■ Task:
Answer with a single number: the count of lines that include the string "Fakulta".

(Records from a data collection)
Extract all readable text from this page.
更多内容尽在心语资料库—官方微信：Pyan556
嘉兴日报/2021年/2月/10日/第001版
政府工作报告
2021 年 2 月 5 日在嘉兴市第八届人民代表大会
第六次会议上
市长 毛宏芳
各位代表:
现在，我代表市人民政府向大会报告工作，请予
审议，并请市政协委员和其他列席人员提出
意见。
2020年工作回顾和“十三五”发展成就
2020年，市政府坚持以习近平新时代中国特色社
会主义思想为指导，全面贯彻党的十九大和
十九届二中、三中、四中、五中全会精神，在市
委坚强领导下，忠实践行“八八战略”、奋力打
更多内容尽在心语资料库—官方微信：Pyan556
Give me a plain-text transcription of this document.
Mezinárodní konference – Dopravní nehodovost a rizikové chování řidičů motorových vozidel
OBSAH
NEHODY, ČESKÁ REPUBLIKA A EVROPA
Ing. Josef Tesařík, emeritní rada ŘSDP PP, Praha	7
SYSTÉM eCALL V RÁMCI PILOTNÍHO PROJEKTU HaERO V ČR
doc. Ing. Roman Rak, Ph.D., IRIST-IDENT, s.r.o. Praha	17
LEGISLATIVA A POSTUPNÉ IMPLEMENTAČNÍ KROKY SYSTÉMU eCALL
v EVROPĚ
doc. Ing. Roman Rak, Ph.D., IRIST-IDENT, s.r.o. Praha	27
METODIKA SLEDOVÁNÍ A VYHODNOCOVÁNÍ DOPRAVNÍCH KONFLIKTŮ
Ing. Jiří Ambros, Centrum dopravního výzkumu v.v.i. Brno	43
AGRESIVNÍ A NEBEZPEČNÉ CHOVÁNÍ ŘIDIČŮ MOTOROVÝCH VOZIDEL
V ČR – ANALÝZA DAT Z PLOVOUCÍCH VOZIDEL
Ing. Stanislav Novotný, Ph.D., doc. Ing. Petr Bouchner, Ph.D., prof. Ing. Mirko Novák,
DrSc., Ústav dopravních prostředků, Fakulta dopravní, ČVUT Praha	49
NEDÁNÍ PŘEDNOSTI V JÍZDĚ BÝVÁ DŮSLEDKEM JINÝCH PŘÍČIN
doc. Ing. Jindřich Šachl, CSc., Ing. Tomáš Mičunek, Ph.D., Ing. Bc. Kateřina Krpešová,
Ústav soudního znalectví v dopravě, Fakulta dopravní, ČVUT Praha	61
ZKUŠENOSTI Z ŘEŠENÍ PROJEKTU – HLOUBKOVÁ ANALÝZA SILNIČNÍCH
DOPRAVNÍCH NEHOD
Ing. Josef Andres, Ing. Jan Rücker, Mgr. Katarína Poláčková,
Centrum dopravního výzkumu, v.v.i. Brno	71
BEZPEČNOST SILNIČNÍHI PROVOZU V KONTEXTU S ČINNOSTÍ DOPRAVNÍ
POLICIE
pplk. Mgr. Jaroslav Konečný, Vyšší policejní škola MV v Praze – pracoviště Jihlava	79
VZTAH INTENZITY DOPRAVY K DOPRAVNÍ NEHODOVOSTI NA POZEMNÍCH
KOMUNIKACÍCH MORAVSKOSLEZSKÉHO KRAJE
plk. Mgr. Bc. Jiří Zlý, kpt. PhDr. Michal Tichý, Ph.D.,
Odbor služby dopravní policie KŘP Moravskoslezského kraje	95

■ Solved problem:
2